REQUIRED WORK
Reproduce the records below in full and exactly, without their images.

EXCERPTED DATA
= = = =
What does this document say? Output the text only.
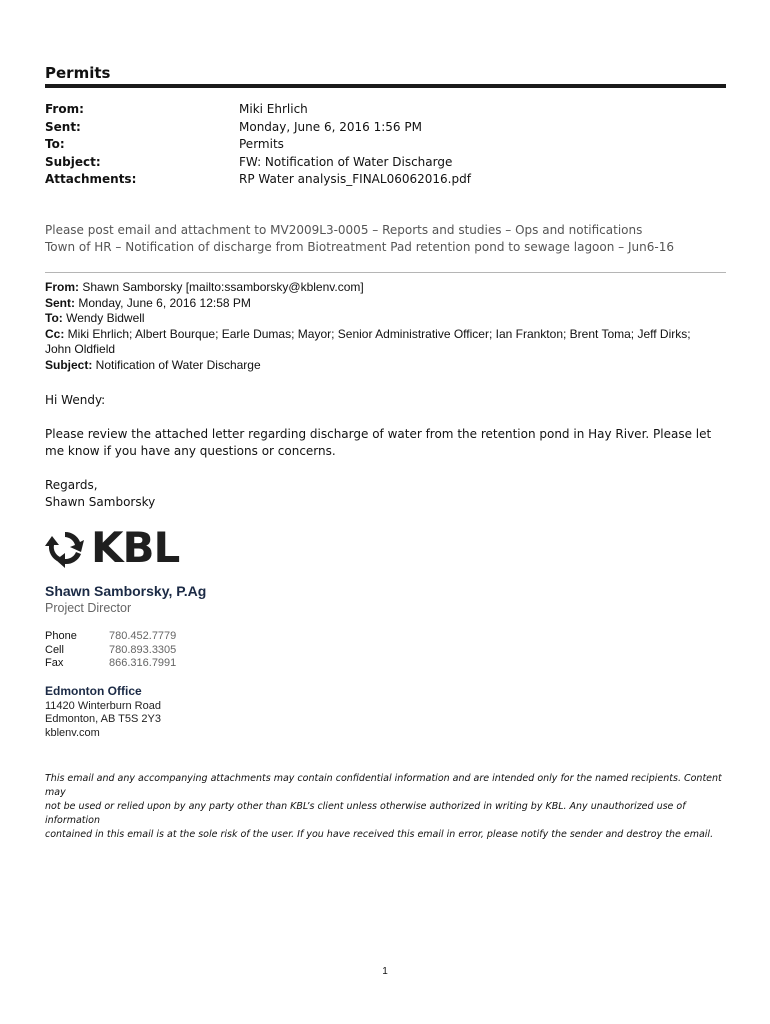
Permits
From:	Miki Ehrlich
Sent:	Monday, June 6, 2016 1:56 PM
To:	Permits
Subject:	FW: Notification of Water Discharge
Attachments:	RP Water analysis_FINAL06062016.pdf
Please post email and attachment to MV2009L3-0005 – Reports and studies – Ops and notifications
Town of HR – Notification of discharge from Biotreatment Pad retention pond to sewage lagoon – Jun6-16
From: Shawn Samborsky [mailto:ssamborsky@kblenv.com]
Sent: Monday, June 6, 2016 12:58 PM
To: Wendy Bidwell
Cc: Miki Ehrlich; Albert Bourque; Earle Dumas; Mayor; Senior Administrative Officer; Ian Frankton; Brent Toma; Jeff Dirks; John Oldfield
Subject: Notification of Water Discharge
Hi Wendy:
Please review the attached letter regarding discharge of water from the retention pond in Hay River. Please let
me know if you have any questions or concerns.
Regards,
Shawn Samborsky
KBL
Shawn Samborsky, P.Ag
Project Director
Phone	780.452.7779
Cell	780.893.3305
Fax	866.316.7991
Edmonton Office
11420 Winterburn Road
Edmonton, AB T5S 2Y3
kblenv.com
This email and any accompanying attachments may contain confidential information and are intended only for the named recipients. Content may
not be used or relied upon by any party other than KBL’s client unless otherwise authorized in writing by KBL. Any unauthorized use of information
contained in this email is at the sole risk of the user. If you have received this email in error, please notify the sender and destroy the email.
1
= = = =
SOLVED PROBLEM
What does this document say? Output the text only.
Permits
From:	Miki Ehrlich
Sent:	Monday, June 6, 2016 1:56 PM
To:	Permits
Subject:	FW: Notification of Water Discharge
Attachments:	RP Water analysis_FINAL06062016.pdf
Please post email and attachment to MV2009L3-0005 – Reports and studies – Ops and notifications
Town of HR – Notification of discharge from Biotreatment Pad retention pond to sewage lagoon – Jun6-16
From: Shawn Samborsky [mailto:ssamborsky@kblenv.com]
Sent: Monday, June 6, 2016 12:58 PM
To: Wendy Bidwell
Cc: Miki Ehrlich; Albert Bourque; Earle Dumas; Mayor; Senior Administrative Officer; Ian Frankton; Brent Toma; Jeff Dirks; John Oldfield
Subject: Notification of Water Discharge
Hi Wendy:
Please review the attached letter regarding discharge of water from the retention pond in Hay River. Please let
me know if you have any questions or concerns.
Regards,
Shawn Samborsky
KBL
Shawn Samborsky, P.Ag
Project Director
Phone	780.452.7779
Cell	780.893.3305
Fax	866.316.7991
Edmonton Office
11420 Winterburn Road
Edmonton, AB T5S 2Y3
kblenv.com
This email and any accompanying attachments may contain confidential information and are intended only for the named recipients. Content may
not be used or relied upon by any party other than KBL’s client unless otherwise authorized in writing by KBL. Any unauthorized use of information
contained in this email is at the sole risk of the user. If you have received this email in error, please notify the sender and destroy the email.
1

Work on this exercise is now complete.